### Set task
Transcribe all of the material exactly. Any picture in it should be left out.

────

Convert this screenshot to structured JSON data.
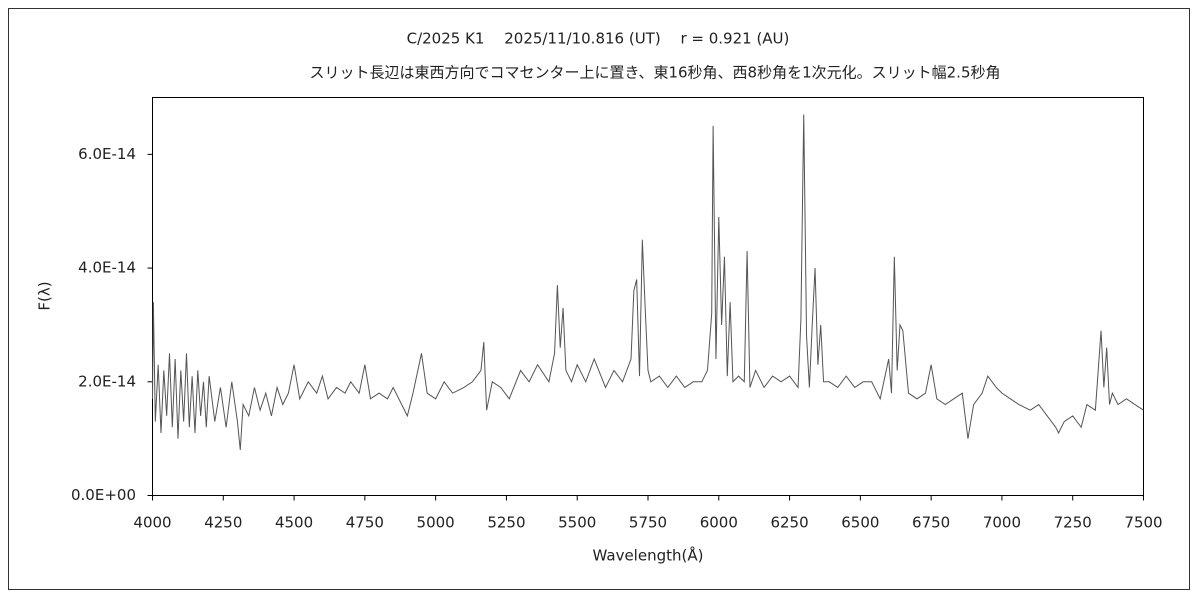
{
  "chart_data": {
    "type": "line",
    "title": "C/2025 K1　 2025/11/10.816 (UT)　 r = 0.921 (AU)",
    "subtitle": "スリット長辺は東西方向でコマセンター上に置き、東16秒角、西8秒角を1次元化。スリット幅2.5秒角",
    "x_label": "Wavelength(Å)",
    "y_label": "F(λ)",
    "xlim": [
      4000,
      7500
    ],
    "xticks": [
      4000,
      4250,
      4500,
      4750,
      5000,
      5250,
      5500,
      5750,
      6000,
      6250,
      6500,
      6750,
      7000,
      7250,
      7500
    ],
    "ylim": [
      0,
      7e-14
    ],
    "yticks": [
      {
        "value": 0,
        "label": "0.0E+00"
      },
      {
        "value": 2e-14,
        "label": "2.0E-14"
      },
      {
        "value": 4e-14,
        "label": "4.0E-14"
      },
      {
        "value": 6e-14,
        "label": "6.0E-14"
      }
    ],
    "grid": false,
    "series": [
      {
        "color": "#555555",
        "x": [
          4000,
          4003,
          4010,
          4020,
          4030,
          4040,
          4050,
          4060,
          4070,
          4080,
          4090,
          4100,
          4110,
          4120,
          4130,
          4140,
          4150,
          4160,
          4170,
          4180,
          4190,
          4200,
          4220,
          4240,
          4260,
          4280,
          4300,
          4310,
          4320,
          4340,
          4360,
          4380,
          4400,
          4420,
          4440,
          4460,
          4480,
          4500,
          4520,
          4550,
          4580,
          4600,
          4620,
          4650,
          4680,
          4700,
          4730,
          4750,
          4770,
          4800,
          4830,
          4850,
          4880,
          4900,
          4920,
          4950,
          4970,
          5000,
          5030,
          5060,
          5100,
          5130,
          5160,
          5170,
          5180,
          5200,
          5230,
          5260,
          5300,
          5330,
          5360,
          5400,
          5420,
          5430,
          5440,
          5450,
          5460,
          5480,
          5500,
          5530,
          5560,
          5600,
          5630,
          5660,
          5690,
          5700,
          5710,
          5720,
          5730,
          5740,
          5750,
          5760,
          5790,
          5820,
          5850,
          5880,
          5910,
          5940,
          5960,
          5975,
          5980,
          5990,
          6000,
          6010,
          6020,
          6030,
          6040,
          6050,
          6070,
          6090,
          6100,
          6110,
          6130,
          6160,
          6190,
          6220,
          6250,
          6280,
          6290,
          6300,
          6310,
          6320,
          6330,
          6340,
          6350,
          6360,
          6370,
          6390,
          6420,
          6450,
          6480,
          6510,
          6540,
          6570,
          6600,
          6610,
          6620,
          6630,
          6640,
          6650,
          6670,
          6700,
          6730,
          6750,
          6770,
          6800,
          6830,
          6860,
          6880,
          6900,
          6930,
          6950,
          6980,
          7000,
          7030,
          7060,
          7100,
          7130,
          7160,
          7190,
          7200,
          7220,
          7250,
          7280,
          7300,
          7330,
          7350,
          7360,
          7370,
          7380,
          7390,
          7410,
          7440,
          7470,
          7500
        ],
        "values": [
          1.7e-14,
          3.4e-14,
          1.3e-14,
          2.3e-14,
          1.1e-14,
          2.2e-14,
          1.4e-14,
          2.5e-14,
          1.2e-14,
          2.4e-14,
          1e-14,
          2.2e-14,
          1.3e-14,
          2.5e-14,
          1.2e-14,
          2.1e-14,
          1.1e-14,
          2.2e-14,
          1.4e-14,
          2e-14,
          1.2e-14,
          2.1e-14,
          1.3e-14,
          1.9e-14,
          1.2e-14,
          2e-14,
          1.3e-14,
          8e-15,
          1.6e-14,
          1.4e-14,
          1.9e-14,
          1.5e-14,
          1.8e-14,
          1.4e-14,
          1.9e-14,
          1.6e-14,
          1.8e-14,
          2.3e-14,
          1.7e-14,
          2e-14,
          1.8e-14,
          2.1e-14,
          1.7e-14,
          1.9e-14,
          1.8e-14,
          2e-14,
          1.8e-14,
          2.3e-14,
          1.7e-14,
          1.8e-14,
          1.7e-14,
          1.9e-14,
          1.6e-14,
          1.4e-14,
          1.8e-14,
          2.5e-14,
          1.8e-14,
          1.7e-14,
          2e-14,
          1.8e-14,
          1.9e-14,
          2e-14,
          2.2e-14,
          2.7e-14,
          1.5e-14,
          2e-14,
          1.9e-14,
          1.7e-14,
          2.2e-14,
          2e-14,
          2.3e-14,
          2e-14,
          2.5e-14,
          3.7e-14,
          2.6e-14,
          3.3e-14,
          2.2e-14,
          2e-14,
          2.3e-14,
          2e-14,
          2.4e-14,
          1.9e-14,
          2.2e-14,
          2e-14,
          2.4e-14,
          3.6e-14,
          3.8e-14,
          2.1e-14,
          4.5e-14,
          3.3e-14,
          2.2e-14,
          2e-14,
          2.1e-14,
          1.9e-14,
          2.1e-14,
          1.9e-14,
          2e-14,
          2e-14,
          2.2e-14,
          3.2e-14,
          6.5e-14,
          2.4e-14,
          4.9e-14,
          3e-14,
          4.2e-14,
          2.1e-14,
          3.4e-14,
          2e-14,
          2.1e-14,
          2e-14,
          4.3e-14,
          1.9e-14,
          2.2e-14,
          1.9e-14,
          2.1e-14,
          2e-14,
          2.1e-14,
          1.9e-14,
          3.1e-14,
          6.7e-14,
          2.8e-14,
          1.9e-14,
          3e-14,
          4e-14,
          2.3e-14,
          3e-14,
          2e-14,
          2e-14,
          1.9e-14,
          2.1e-14,
          1.9e-14,
          2e-14,
          2e-14,
          1.7e-14,
          2.4e-14,
          1.8e-14,
          4.2e-14,
          2.2e-14,
          3e-14,
          2.9e-14,
          1.8e-14,
          1.7e-14,
          1.8e-14,
          2.3e-14,
          1.7e-14,
          1.6e-14,
          1.7e-14,
          1.8e-14,
          1e-14,
          1.6e-14,
          1.8e-14,
          2.1e-14,
          1.9e-14,
          1.8e-14,
          1.7e-14,
          1.6e-14,
          1.5e-14,
          1.6e-14,
          1.4e-14,
          1.2e-14,
          1.1e-14,
          1.3e-14,
          1.4e-14,
          1.2e-14,
          1.6e-14,
          1.5e-14,
          2.9e-14,
          1.9e-14,
          2.6e-14,
          1.6e-14,
          1.8e-14,
          1.6e-14,
          1.7e-14,
          1.6e-14,
          1.5e-14
        ]
      }
    ]
  }
}
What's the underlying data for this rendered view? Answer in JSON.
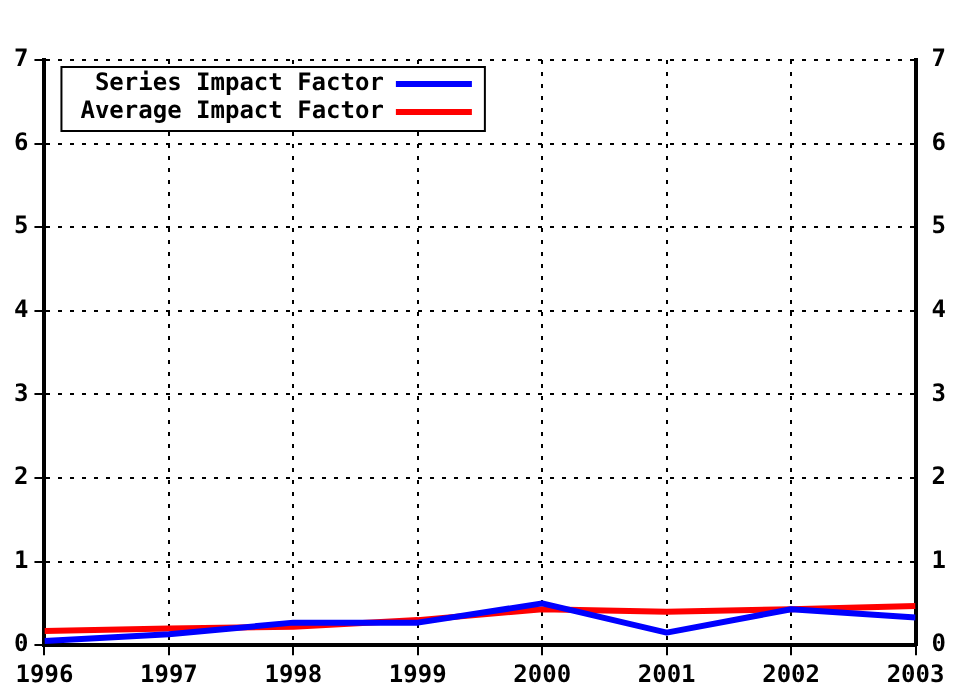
{
  "chart_data": {
    "type": "line",
    "x": [
      1996,
      1997,
      1998,
      1999,
      2000,
      2001,
      2002,
      2003
    ],
    "series": [
      {
        "name": "Series Impact Factor",
        "color": "#0000ff",
        "values": [
          0.05,
          0.13,
          0.27,
          0.27,
          0.5,
          0.15,
          0.43,
          0.33
        ]
      },
      {
        "name": "Average Impact Factor",
        "color": "#ff0000",
        "values": [
          0.17,
          0.2,
          0.22,
          0.3,
          0.43,
          0.4,
          0.43,
          0.47
        ]
      }
    ],
    "xlim": [
      1996,
      2003
    ],
    "xticks": [
      1996,
      1997,
      1998,
      1999,
      2000,
      2001,
      2002,
      2003
    ],
    "ylim": [
      0,
      7
    ],
    "yticks": [
      0,
      1,
      2,
      3,
      4,
      5,
      6,
      7
    ],
    "y2lim": [
      0,
      7
    ],
    "y2ticks": [
      0,
      1,
      2,
      3,
      4,
      5,
      6,
      7
    ],
    "grid": true,
    "legend": "top left",
    "marker": "none",
    "line_style": "solid"
  }
}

────

### Answer below
Convert this screenshot to structured JSON data.
{
  "chart_data": {
    "type": "line",
    "title": "C/2025 K1　 2025/11/10.816 (UT)　 r = 0.921 (AU)",
    "subtitle": "スリット長辺は東西方向でコマセンター上に置き、東16秒角、西8秒角を1次元化。スリット幅2.5秒角",
    "x_label": "Wavelength(Å)",
    "y_label": "F(λ)",
    "xlim": [
      4000,
      7500
    ],
    "xticks": [
      4000,
      4250,
      4500,
      4750,
      5000,
      5250,
      5500,
      5750,
      6000,
      6250,
      6500,
      6750,
      7000,
      7250,
      7500
    ],
    "ylim": [
      0,
      7e-14
    ],
    "yticks": [
      {
        "value": 0,
        "label": "0.0E+00"
      },
      {
        "value": 2e-14,
        "label": "2.0E-14"
      },
      {
        "value": 4e-14,
        "label": "4.0E-14"
      },
      {
        "value": 6e-14,
        "label": "6.0E-14"
      }
    ],
    "grid": false,
    "series": [
      {
        "color": "#555555",
        "x": [
          4000,
          4003,
          4010,
          4020,
          4030,
          4040,
          4050,
          4060,
          4070,
          4080,
          4090,
          4100,
          4110,
          4120,
          4130,
          4140,
          4150,
          4160,
          4170,
          4180,
          4190,
          4200,
          4220,
          4240,
          4260,
          4280,
          4300,
          4310,
          4320,
          4340,
          4360,
          4380,
          4400,
          4420,
          4440,
          4460,
          4480,
          4500,
          4520,
          4550,
          4580,
          4600,
          4620,
          4650,
          4680,
          4700,
          4730,
          4750,
          4770,
          4800,
          4830,
          4850,
          4880,
          4900,
          4920,
          4950,
          4970,
          5000,
          5030,
          5060,
          5100,
          5130,
          5160,
          5170,
          5180,
          5200,
          5230,
          5260,
          5300,
          5330,
          5360,
          5400,
          5420,
          5430,
          5440,
          5450,
          5460,
          5480,
          5500,
          5530,
          5560,
          5600,
          5630,
          5660,
          5690,
          5700,
          5710,
          5720,
          5730,
          5740,
          5750,
          5760,
          5790,
          5820,
          5850,
          5880,
          5910,
          5940,
          5960,
          5975,
          5980,
          5990,
          6000,
          6010,
          6020,
          6030,
          6040,
          6050,
          6070,
          6090,
          6100,
          6110,
          6130,
          6160,
          6190,
          6220,
          6250,
          6280,
          6290,
          6300,
          6310,
          6320,
          6330,
          6340,
          6350,
          6360,
          6370,
          6390,
          6420,
          6450,
          6480,
          6510,
          6540,
          6570,
          6600,
          6610,
          6620,
          6630,
          6640,
          6650,
          6670,
          6700,
          6730,
          6750,
          6770,
          6800,
          6830,
          6860,
          6880,
          6900,
          6930,
          6950,
          6980,
          7000,
          7030,
          7060,
          7100,
          7130,
          7160,
          7190,
          7200,
          7220,
          7250,
          7280,
          7300,
          7330,
          7350,
          7360,
          7370,
          7380,
          7390,
          7410,
          7440,
          7470,
          7500
        ],
        "values": [
          1.7e-14,
          3.4e-14,
          1.3e-14,
          2.3e-14,
          1.1e-14,
          2.2e-14,
          1.4e-14,
          2.5e-14,
          1.2e-14,
          2.4e-14,
          1e-14,
          2.2e-14,
          1.3e-14,
          2.5e-14,
          1.2e-14,
          2.1e-14,
          1.1e-14,
          2.2e-14,
          1.4e-14,
          2e-14,
          1.2e-14,
          2.1e-14,
          1.3e-14,
          1.9e-14,
          1.2e-14,
          2e-14,
          1.3e-14,
          8e-15,
          1.6e-14,
          1.4e-14,
          1.9e-14,
          1.5e-14,
          1.8e-14,
          1.4e-14,
          1.9e-14,
          1.6e-14,
          1.8e-14,
          2.3e-14,
          1.7e-14,
          2e-14,
          1.8e-14,
          2.1e-14,
          1.7e-14,
          1.9e-14,
          1.8e-14,
          2e-14,
          1.8e-14,
          2.3e-14,
          1.7e-14,
          1.8e-14,
          1.7e-14,
          1.9e-14,
          1.6e-14,
          1.4e-14,
          1.8e-14,
          2.5e-14,
          1.8e-14,
          1.7e-14,
          2e-14,
          1.8e-14,
          1.9e-14,
          2e-14,
          2.2e-14,
          2.7e-14,
          1.5e-14,
          2e-14,
          1.9e-14,
          1.7e-14,
          2.2e-14,
          2e-14,
          2.3e-14,
          2e-14,
          2.5e-14,
          3.7e-14,
          2.6e-14,
          3.3e-14,
          2.2e-14,
          2e-14,
          2.3e-14,
          2e-14,
          2.4e-14,
          1.9e-14,
          2.2e-14,
          2e-14,
          2.4e-14,
          3.6e-14,
          3.8e-14,
          2.1e-14,
          4.5e-14,
          3.3e-14,
          2.2e-14,
          2e-14,
          2.1e-14,
          1.9e-14,
          2.1e-14,
          1.9e-14,
          2e-14,
          2e-14,
          2.2e-14,
          3.2e-14,
          6.5e-14,
          2.4e-14,
          4.9e-14,
          3e-14,
          4.2e-14,
          2.1e-14,
          3.4e-14,
          2e-14,
          2.1e-14,
          2e-14,
          4.3e-14,
          1.9e-14,
          2.2e-14,
          1.9e-14,
          2.1e-14,
          2e-14,
          2.1e-14,
          1.9e-14,
          3.1e-14,
          6.7e-14,
          2.8e-14,
          1.9e-14,
          3e-14,
          4e-14,
          2.3e-14,
          3e-14,
          2e-14,
          2e-14,
          1.9e-14,
          2.1e-14,
          1.9e-14,
          2e-14,
          2e-14,
          1.7e-14,
          2.4e-14,
          1.8e-14,
          4.2e-14,
          2.2e-14,
          3e-14,
          2.9e-14,
          1.8e-14,
          1.7e-14,
          1.8e-14,
          2.3e-14,
          1.7e-14,
          1.6e-14,
          1.7e-14,
          1.8e-14,
          1e-14,
          1.6e-14,
          1.8e-14,
          2.1e-14,
          1.9e-14,
          1.8e-14,
          1.7e-14,
          1.6e-14,
          1.5e-14,
          1.6e-14,
          1.4e-14,
          1.2e-14,
          1.1e-14,
          1.3e-14,
          1.4e-14,
          1.2e-14,
          1.6e-14,
          1.5e-14,
          2.9e-14,
          1.9e-14,
          2.6e-14,
          1.6e-14,
          1.8e-14,
          1.6e-14,
          1.7e-14,
          1.6e-14,
          1.5e-14
        ]
      }
    ]
  }
}
What's the underlying data for this rendered view? Answer in JSON.
{
  "chart_data": {
    "type": "line",
    "x": [
      1996,
      1997,
      1998,
      1999,
      2000,
      2001,
      2002,
      2003
    ],
    "series": [
      {
        "name": "Series Impact Factor",
        "color": "#0000ff",
        "values": [
          0.05,
          0.13,
          0.27,
          0.27,
          0.5,
          0.15,
          0.43,
          0.33
        ]
      },
      {
        "name": "Average Impact Factor",
        "color": "#ff0000",
        "values": [
          0.17,
          0.2,
          0.22,
          0.3,
          0.43,
          0.4,
          0.43,
          0.47
        ]
      }
    ],
    "xlim": [
      1996,
      2003
    ],
    "xticks": [
      1996,
      1997,
      1998,
      1999,
      2000,
      2001,
      2002,
      2003
    ],
    "ylim": [
      0,
      7
    ],
    "yticks": [
      0,
      1,
      2,
      3,
      4,
      5,
      6,
      7
    ],
    "y2lim": [
      0,
      7
    ],
    "y2ticks": [
      0,
      1,
      2,
      3,
      4,
      5,
      6,
      7
    ],
    "grid": true,
    "legend": "top left",
    "marker": "none",
    "line_style": "solid"
  }
}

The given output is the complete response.